◆ **Required work**
Write out the entire listing below exactly, with the pictures left out.

◆ **Stored data**
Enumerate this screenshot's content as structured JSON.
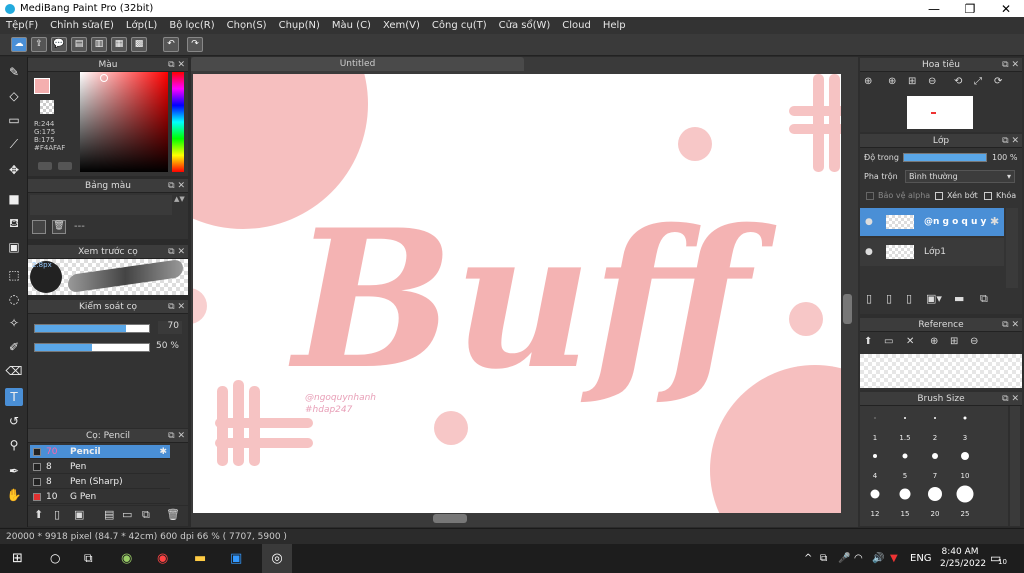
{
  "window": {
    "title": "MediBang Paint Pro (32bit)",
    "controls": [
      "—",
      "❐",
      "✕"
    ]
  },
  "menu": [
    "Tệp(F)",
    "Chỉnh sửa(E)",
    "Lớp(L)",
    "Bộ lọc(R)",
    "Chọn(S)",
    "Chụp(N)",
    "Màu (C)",
    "Xem(V)",
    "Công cụ(T)",
    "Cửa sổ(W)",
    "Cloud",
    "Help"
  ],
  "color_panel": {
    "title": "Màu",
    "r": "R:244",
    "g": "G:175",
    "b": "B:175",
    "hex": "#F4AFAF",
    "fg_color": "#F4AFAF"
  },
  "palette_panel": {
    "title": "Bảng màu",
    "value": "---"
  },
  "preview_panel": {
    "title": "Xem trước cọ",
    "size": "2.8px"
  },
  "brush_control": {
    "title": "Kiểm soát cọ",
    "size_value": "70",
    "size_fill": 0.8,
    "opacity_value": "50 %",
    "opacity_fill": 0.5
  },
  "brush_list": {
    "title": "Cọ: Pencil",
    "items": [
      {
        "size": "70",
        "name": "Pencil",
        "color": "#222222",
        "selected": true
      },
      {
        "size": "8",
        "name": "Pen",
        "color": "#222222",
        "selected": false
      },
      {
        "size": "8",
        "name": "Pen (Sharp)",
        "color": "#222222",
        "selected": false
      },
      {
        "size": "10",
        "name": "G Pen",
        "color": "#e03030",
        "selected": false
      }
    ]
  },
  "canvas": {
    "tab": "Untitled",
    "main_text": "Buff",
    "watermark_line1": "@ngoquynhanh",
    "watermark_line2": "#hdap247",
    "accent": "#F4AFAF"
  },
  "navigator": {
    "title": "Hoa tiêu"
  },
  "layer_panel": {
    "title": "Lớp",
    "opacity_label": "Độ trong",
    "opacity_value": "100 %",
    "opacity_fill": 1.0,
    "blend_label": "Pha trộn",
    "blend_value": "Bình thường",
    "protect_alpha": "Bảo vệ alpha",
    "clipping": "Xén bớt",
    "lock": "Khóa",
    "layers": [
      {
        "name": "@n g o q u y",
        "selected": true
      },
      {
        "name": "Lớp1",
        "selected": false
      }
    ]
  },
  "reference_panel": {
    "title": "Reference"
  },
  "brush_size_panel": {
    "title": "Brush Size",
    "sizes": [
      "1",
      "1.5",
      "2",
      "3",
      "4",
      "5",
      "7",
      "10",
      "12",
      "15",
      "20",
      "25"
    ]
  },
  "status": {
    "text": "20000 * 9918 pixel  (84.7 * 42cm)  600 dpi  66 %  ( 7707, 5900 )"
  },
  "taskbar": {
    "lang": "ENG",
    "time": "8:40 AM",
    "date": "2/25/2022",
    "notif": "10"
  }
}
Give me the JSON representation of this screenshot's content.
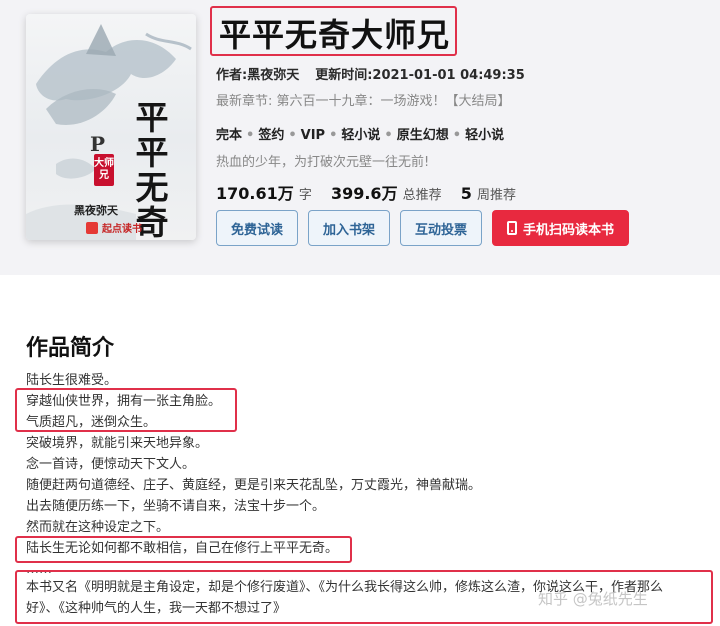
{
  "cover": {
    "title_chars": "平平无奇",
    "red_label": "大师兄",
    "author": "黑夜弥天",
    "logo_text": "起点读书",
    "letter": "P"
  },
  "book": {
    "title": "平平无奇大师兄",
    "author_label": "作者:",
    "author": "黑夜弥天",
    "update_label": "更新时间:",
    "update_time": "2021-01-01 04:49:35",
    "latest_label": "最新章节:",
    "latest_chapter": "第六百一十九章：一场游戏！【大结局】",
    "tags": [
      "完本",
      "签约",
      "VIP",
      "轻小说",
      "原生幻想",
      "轻小说"
    ],
    "tagline": "热血的少年，为打破次元壁一往无前!",
    "stats": [
      {
        "num": "170.61万",
        "unit": "字"
      },
      {
        "num": "399.6万",
        "unit": "总推荐"
      },
      {
        "num": "5",
        "unit": "周推荐"
      }
    ],
    "buttons": {
      "free_read": "免费试读",
      "add_shelf": "加入书架",
      "vote": "互动投票",
      "mobile": "手机扫码读本书"
    }
  },
  "intro": {
    "heading": "作品简介",
    "lines": [
      "陆长生很难受。",
      "穿越仙侠世界，拥有一张主角脸。",
      "气质超凡，迷倒众生。",
      "突破境界，就能引来天地异象。",
      "念一首诗，便惊动天下文人。",
      "随便赶两句道德经、庄子、黄庭经，更是引来天花乱坠，万丈霞光，神兽献瑞。",
      "出去随便历练一下，坐骑不请自来，法宝十步一个。",
      "然而就在这种设定之下。",
      "陆长生无论如何都不敢相信，自己在修行上平平无奇。"
    ],
    "dots": "……",
    "long_line_1": "本书又名《明明就是主角设定，却是个修行废道》、《为什么我长得这么帅，修炼这么渣，你说这么干，作者那么",
    "long_line_2": "好》、《这种帅气的人生，我一天都不想过了》"
  },
  "watermark": "知乎 @兔纸先生"
}
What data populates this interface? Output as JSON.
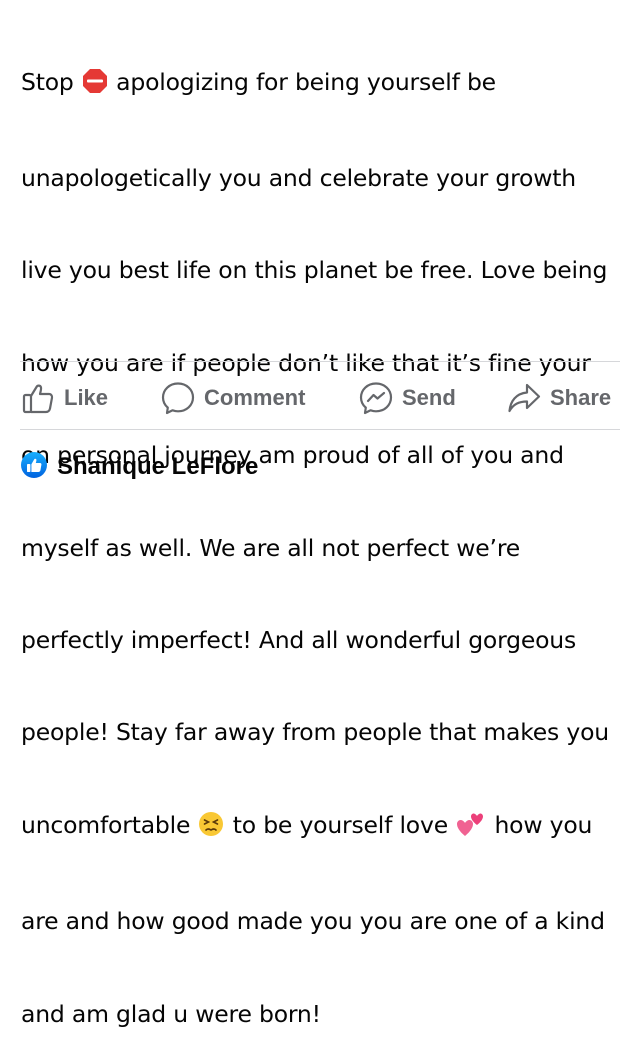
{
  "post": {
    "lines": [
      {
        "before": "Stop ",
        "emoji": "stop-sign-emoji",
        "after": " apologizing for being yourself be"
      },
      {
        "text": "unapologetically you and celebrate your growth"
      },
      {
        "text": "live you best life on this planet be free. Love being"
      },
      {
        "text": "how you are if people don’t like that it’s fine your"
      },
      {
        "text": "on personal journey am proud of all of you and"
      },
      {
        "text": "myself as well. We are all not perfect we’re"
      },
      {
        "text": "perfectly imperfect! And all wonderful gorgeous"
      },
      {
        "text": "people! Stay far away from people that makes you"
      },
      {
        "before": "uncomfortable ",
        "emoji": "persevering-face-emoji",
        "after": " to be yourself love ",
        "emoji2": "two-hearts-emoji",
        "after2": " how you"
      },
      {
        "text": "are and how good made you you are one of a kind"
      },
      {
        "text": "and am glad u were born!"
      }
    ]
  },
  "actions": {
    "like": {
      "label": "Like",
      "icon": "thumbs-up-outline-icon"
    },
    "comment": {
      "label": "Comment",
      "icon": "comment-bubble-icon"
    },
    "send": {
      "label": "Send",
      "icon": "messenger-icon"
    },
    "share": {
      "label": "Share",
      "icon": "share-arrow-icon"
    }
  },
  "reaction": {
    "icon": "like-reaction-badge-icon",
    "name": "Shanique LeFlore"
  },
  "colors": {
    "text": "#050505",
    "muted": "#65676b",
    "divider": "#d6d7da",
    "like_blue": "#1877f2",
    "stop_red": "#e53935",
    "heart_pink": "#f06292"
  }
}
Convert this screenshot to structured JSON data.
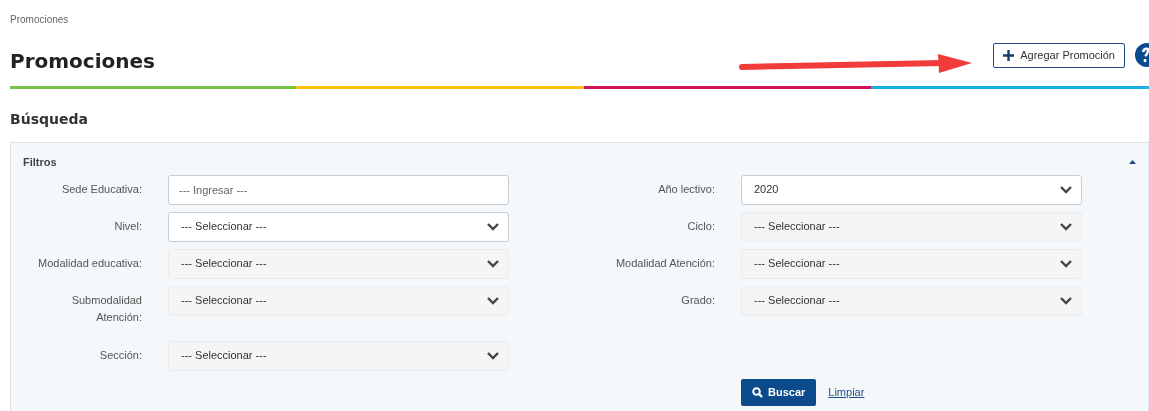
{
  "breadcrumb": "Promociones",
  "title": "Promociones",
  "add_button": {
    "label": "Agregar Promoción"
  },
  "section_title": "Búsqueda",
  "filters": {
    "title": "Filtros",
    "expanded": true,
    "left": [
      {
        "label": "Sede Educativa:",
        "kind": "text",
        "placeholder": "--- Ingresar ---",
        "disabled": false
      },
      {
        "label": "Nivel:",
        "kind": "select",
        "value": "--- Seleccionar ---",
        "disabled": false
      },
      {
        "label": "Modalidad educativa:",
        "kind": "select",
        "value": "--- Seleccionar ---",
        "disabled": true
      },
      {
        "label": "Submodalidad Atención:",
        "kind": "select",
        "value": "--- Seleccionar ---",
        "disabled": true
      },
      {
        "label": "Sección:",
        "kind": "select",
        "value": "--- Seleccionar ---",
        "disabled": true
      }
    ],
    "right": [
      {
        "label": "Año lectivo:",
        "kind": "select",
        "value": "2020",
        "disabled": false
      },
      {
        "label": "Ciclo:",
        "kind": "select",
        "value": "--- Seleccionar ---",
        "disabled": true
      },
      {
        "label": "Modalidad Atención:",
        "kind": "select",
        "value": "--- Seleccionar ---",
        "disabled": true
      },
      {
        "label": "Grado:",
        "kind": "select",
        "value": "--- Seleccionar ---",
        "disabled": true
      }
    ],
    "search_button": "Buscar",
    "clear_link": "Limpiar"
  }
}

◆ **Reply to the task**
Enumerate this screenshot's content as structured JSON.
{
  "window": {
    "title": "MediBang Paint Pro (32bit)",
    "controls": [
      "—",
      "❐",
      "✕"
    ]
  },
  "menu": [
    "Tệp(F)",
    "Chỉnh sửa(E)",
    "Lớp(L)",
    "Bộ lọc(R)",
    "Chọn(S)",
    "Chụp(N)",
    "Màu (C)",
    "Xem(V)",
    "Công cụ(T)",
    "Cửa sổ(W)",
    "Cloud",
    "Help"
  ],
  "color_panel": {
    "title": "Màu",
    "r": "R:244",
    "g": "G:175",
    "b": "B:175",
    "hex": "#F4AFAF",
    "fg_color": "#F4AFAF"
  },
  "palette_panel": {
    "title": "Bảng màu",
    "value": "---"
  },
  "preview_panel": {
    "title": "Xem trước cọ",
    "size": "2.8px"
  },
  "brush_control": {
    "title": "Kiểm soát cọ",
    "size_value": "70",
    "size_fill": 0.8,
    "opacity_value": "50 %",
    "opacity_fill": 0.5
  },
  "brush_list": {
    "title": "Cọ: Pencil",
    "items": [
      {
        "size": "70",
        "name": "Pencil",
        "color": "#222222",
        "selected": true
      },
      {
        "size": "8",
        "name": "Pen",
        "color": "#222222",
        "selected": false
      },
      {
        "size": "8",
        "name": "Pen (Sharp)",
        "color": "#222222",
        "selected": false
      },
      {
        "size": "10",
        "name": "G Pen",
        "color": "#e03030",
        "selected": false
      }
    ]
  },
  "canvas": {
    "tab": "Untitled",
    "main_text": "Buff",
    "watermark_line1": "@ngoquynhanh",
    "watermark_line2": "#hdap247",
    "accent": "#F4AFAF"
  },
  "navigator": {
    "title": "Hoa tiêu"
  },
  "layer_panel": {
    "title": "Lớp",
    "opacity_label": "Độ trong",
    "opacity_value": "100 %",
    "opacity_fill": 1.0,
    "blend_label": "Pha trộn",
    "blend_value": "Bình thường",
    "protect_alpha": "Bảo vệ alpha",
    "clipping": "Xén bớt",
    "lock": "Khóa",
    "layers": [
      {
        "name": "@n g o q u y",
        "selected": true
      },
      {
        "name": "Lớp1",
        "selected": false
      }
    ]
  },
  "reference_panel": {
    "title": "Reference"
  },
  "brush_size_panel": {
    "title": "Brush Size",
    "sizes": [
      "1",
      "1.5",
      "2",
      "3",
      "4",
      "5",
      "7",
      "10",
      "12",
      "15",
      "20",
      "25"
    ]
  },
  "status": {
    "text": "20000 * 9918 pixel  (84.7 * 42cm)  600 dpi  66 %  ( 7707, 5900 )"
  },
  "taskbar": {
    "lang": "ENG",
    "time": "8:40 AM",
    "date": "2/25/2022",
    "notif": "10"
  }
}
Give me the JSON representation of this screenshot's content.
{
  "cover": {
    "title_chars": "平平无奇",
    "red_label": "大师兄",
    "author": "黑夜弥天",
    "logo_text": "起点读书",
    "letter": "P"
  },
  "book": {
    "title": "平平无奇大师兄",
    "author_label": "作者:",
    "author": "黑夜弥天",
    "update_label": "更新时间:",
    "update_time": "2021-01-01 04:49:35",
    "latest_label": "最新章节:",
    "latest_chapter": "第六百一十九章：一场游戏！【大结局】",
    "tags": [
      "完本",
      "签约",
      "VIP",
      "轻小说",
      "原生幻想",
      "轻小说"
    ],
    "tagline": "热血的少年，为打破次元壁一往无前!",
    "stats": [
      {
        "num": "170.61万",
        "unit": "字"
      },
      {
        "num": "399.6万",
        "unit": "总推荐"
      },
      {
        "num": "5",
        "unit": "周推荐"
      }
    ],
    "buttons": {
      "free_read": "免费试读",
      "add_shelf": "加入书架",
      "vote": "互动投票",
      "mobile": "手机扫码读本书"
    }
  },
  "intro": {
    "heading": "作品简介",
    "lines": [
      "陆长生很难受。",
      "穿越仙侠世界，拥有一张主角脸。",
      "气质超凡，迷倒众生。",
      "突破境界，就能引来天地异象。",
      "念一首诗，便惊动天下文人。",
      "随便赶两句道德经、庄子、黄庭经，更是引来天花乱坠，万丈霞光，神兽献瑞。",
      "出去随便历练一下，坐骑不请自来，法宝十步一个。",
      "然而就在这种设定之下。",
      "陆长生无论如何都不敢相信，自己在修行上平平无奇。"
    ],
    "dots": "……",
    "long_line_1": "本书又名《明明就是主角设定，却是个修行废道》、《为什么我长得这么帅，修炼这么渣，你说这么干，作者那么",
    "long_line_2": "好》、《这种帅气的人生，我一天都不想过了》"
  },
  "watermark": "知乎 @兔纸先生"
}
What data populates this interface? Output as JSON.
{
  "post": {
    "lines": [
      {
        "before": "Stop ",
        "emoji": "stop-sign-emoji",
        "after": " apologizing for being yourself be"
      },
      {
        "text": "unapologetically you and celebrate your growth"
      },
      {
        "text": "live you best life on this planet be free. Love being"
      },
      {
        "text": "how you are if people don’t like that it’s fine your"
      },
      {
        "text": "on personal journey am proud of all of you and"
      },
      {
        "text": "myself as well. We are all not perfect we’re"
      },
      {
        "text": "perfectly imperfect! And all wonderful gorgeous"
      },
      {
        "text": "people! Stay far away from people that makes you"
      },
      {
        "before": "uncomfortable ",
        "emoji": "persevering-face-emoji",
        "after": " to be yourself love ",
        "emoji2": "two-hearts-emoji",
        "after2": " how you"
      },
      {
        "text": "are and how good made you you are one of a kind"
      },
      {
        "text": "and am glad u were born!"
      }
    ]
  },
  "actions": {
    "like": {
      "label": "Like",
      "icon": "thumbs-up-outline-icon"
    },
    "comment": {
      "label": "Comment",
      "icon": "comment-bubble-icon"
    },
    "send": {
      "label": "Send",
      "icon": "messenger-icon"
    },
    "share": {
      "label": "Share",
      "icon": "share-arrow-icon"
    }
  },
  "reaction": {
    "icon": "like-reaction-badge-icon",
    "name": "Shanique LeFlore"
  },
  "colors": {
    "text": "#050505",
    "muted": "#65676b",
    "divider": "#d6d7da",
    "like_blue": "#1877f2",
    "stop_red": "#e53935",
    "heart_pink": "#f06292"
  }
}
Convert this screenshot to structured JSON data.
{
  "breadcrumb": "Promociones",
  "title": "Promociones",
  "add_button": {
    "label": "Agregar Promoción"
  },
  "section_title": "Búsqueda",
  "filters": {
    "title": "Filtros",
    "expanded": true,
    "left": [
      {
        "label": "Sede Educativa:",
        "kind": "text",
        "placeholder": "--- Ingresar ---",
        "disabled": false
      },
      {
        "label": "Nivel:",
        "kind": "select",
        "value": "--- Seleccionar ---",
        "disabled": false
      },
      {
        "label": "Modalidad educativa:",
        "kind": "select",
        "value": "--- Seleccionar ---",
        "disabled": true
      },
      {
        "label": "Submodalidad Atención:",
        "kind": "select",
        "value": "--- Seleccionar ---",
        "disabled": true
      },
      {
        "label": "Sección:",
        "kind": "select",
        "value": "--- Seleccionar ---",
        "disabled": true
      }
    ],
    "right": [
      {
        "label": "Año lectivo:",
        "kind": "select",
        "value": "2020",
        "disabled": false
      },
      {
        "label": "Ciclo:",
        "kind": "select",
        "value": "--- Seleccionar ---",
        "disabled": true
      },
      {
        "label": "Modalidad Atención:",
        "kind": "select",
        "value": "--- Seleccionar ---",
        "disabled": true
      },
      {
        "label": "Grado:",
        "kind": "select",
        "value": "--- Seleccionar ---",
        "disabled": true
      }
    ],
    "search_button": "Buscar",
    "clear_link": "Limpiar"
  }
}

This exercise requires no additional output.